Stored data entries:
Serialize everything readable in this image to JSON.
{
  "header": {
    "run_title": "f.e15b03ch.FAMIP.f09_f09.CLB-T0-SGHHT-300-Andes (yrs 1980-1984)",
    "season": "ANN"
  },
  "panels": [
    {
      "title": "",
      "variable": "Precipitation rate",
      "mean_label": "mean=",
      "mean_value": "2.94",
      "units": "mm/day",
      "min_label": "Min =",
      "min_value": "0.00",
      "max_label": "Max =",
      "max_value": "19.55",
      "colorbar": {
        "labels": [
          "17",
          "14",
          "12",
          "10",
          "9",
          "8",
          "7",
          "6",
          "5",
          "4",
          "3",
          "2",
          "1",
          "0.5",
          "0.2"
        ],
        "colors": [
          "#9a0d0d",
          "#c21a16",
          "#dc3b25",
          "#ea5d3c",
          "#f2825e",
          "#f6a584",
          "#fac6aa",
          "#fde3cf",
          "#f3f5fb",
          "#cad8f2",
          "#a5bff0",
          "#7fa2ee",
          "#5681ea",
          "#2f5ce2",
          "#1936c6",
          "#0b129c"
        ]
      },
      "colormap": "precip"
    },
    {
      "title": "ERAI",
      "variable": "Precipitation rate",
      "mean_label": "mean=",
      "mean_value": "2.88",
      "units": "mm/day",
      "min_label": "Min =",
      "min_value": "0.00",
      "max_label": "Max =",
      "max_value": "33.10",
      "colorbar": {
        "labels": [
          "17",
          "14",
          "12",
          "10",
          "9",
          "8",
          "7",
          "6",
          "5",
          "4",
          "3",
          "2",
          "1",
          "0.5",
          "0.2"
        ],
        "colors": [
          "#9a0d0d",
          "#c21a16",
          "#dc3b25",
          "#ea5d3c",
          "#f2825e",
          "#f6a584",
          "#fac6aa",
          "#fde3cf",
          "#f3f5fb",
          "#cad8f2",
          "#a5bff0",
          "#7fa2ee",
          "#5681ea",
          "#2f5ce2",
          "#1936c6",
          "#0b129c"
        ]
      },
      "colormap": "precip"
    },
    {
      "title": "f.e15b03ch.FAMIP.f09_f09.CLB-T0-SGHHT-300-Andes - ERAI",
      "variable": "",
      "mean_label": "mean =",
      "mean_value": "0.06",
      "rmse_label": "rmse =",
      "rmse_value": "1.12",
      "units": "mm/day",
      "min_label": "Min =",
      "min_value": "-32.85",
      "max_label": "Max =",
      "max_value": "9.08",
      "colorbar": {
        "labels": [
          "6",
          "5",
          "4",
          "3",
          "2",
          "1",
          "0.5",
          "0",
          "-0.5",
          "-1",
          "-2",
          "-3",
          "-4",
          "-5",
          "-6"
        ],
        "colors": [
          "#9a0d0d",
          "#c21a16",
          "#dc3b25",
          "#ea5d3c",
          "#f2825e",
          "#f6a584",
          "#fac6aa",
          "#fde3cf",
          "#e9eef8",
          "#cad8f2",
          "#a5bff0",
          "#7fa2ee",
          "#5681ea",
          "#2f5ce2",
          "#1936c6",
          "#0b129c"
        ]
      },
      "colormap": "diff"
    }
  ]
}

> SHORT TASK
Which lines hold the word "Andes"? Copy each of them from the records.

> WRITTEN SOLUTION
    "run_title": "f.e15b03ch.FAMIP.f09_f09.CLB-T0-SGHHT-300-Andes (yrs 1980-1984)",
      "title": "f.e15b03ch.FAMIP.f09_f09.CLB-T0-SGHHT-300-Andes - ERAI",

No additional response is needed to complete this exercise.